— Begin Data shown —
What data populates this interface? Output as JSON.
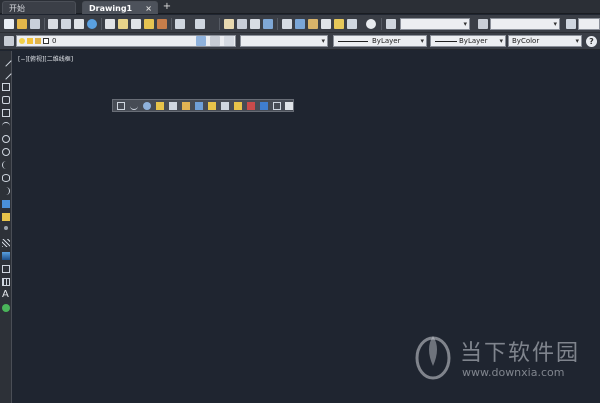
{
  "tabs": {
    "home_label": "开始",
    "drawing_label": "Drawing1",
    "close_glyph": "×",
    "add_glyph": "+"
  },
  "properties_bar": {
    "layer_value": "0",
    "linetype_value": "ByLayer",
    "lineweight_value": "ByLayer",
    "color_value": "ByColor",
    "help_glyph": "?"
  },
  "viewport": {
    "label": "[−][俯视][二维线框]"
  },
  "left_toolbar": {
    "text_tool_glyph": "A"
  },
  "watermark": {
    "brand": "当下软件园",
    "url": "www.downxia.com"
  },
  "colors": {
    "canvas": "#1f2530",
    "toolbar": "#3a3e46",
    "accent_blue": "#4a90d9",
    "accent_yellow": "#e8c44a"
  }
}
— End Data shown —
Instruction
Repeat every record precisely. Any picture among them stays out of the copy.

The result
What data populates this interface? Output as JSON.
{
  "tabs": {
    "home_label": "开始",
    "drawing_label": "Drawing1",
    "close_glyph": "×",
    "add_glyph": "+"
  },
  "properties_bar": {
    "layer_value": "0",
    "linetype_value": "ByLayer",
    "lineweight_value": "ByLayer",
    "color_value": "ByColor",
    "help_glyph": "?"
  },
  "viewport": {
    "label": "[−][俯视][二维线框]"
  },
  "left_toolbar": {
    "text_tool_glyph": "A"
  },
  "watermark": {
    "brand": "当下软件园",
    "url": "www.downxia.com"
  },
  "colors": {
    "canvas": "#1f2530",
    "toolbar": "#3a3e46",
    "accent_blue": "#4a90d9",
    "accent_yellow": "#e8c44a"
  }
}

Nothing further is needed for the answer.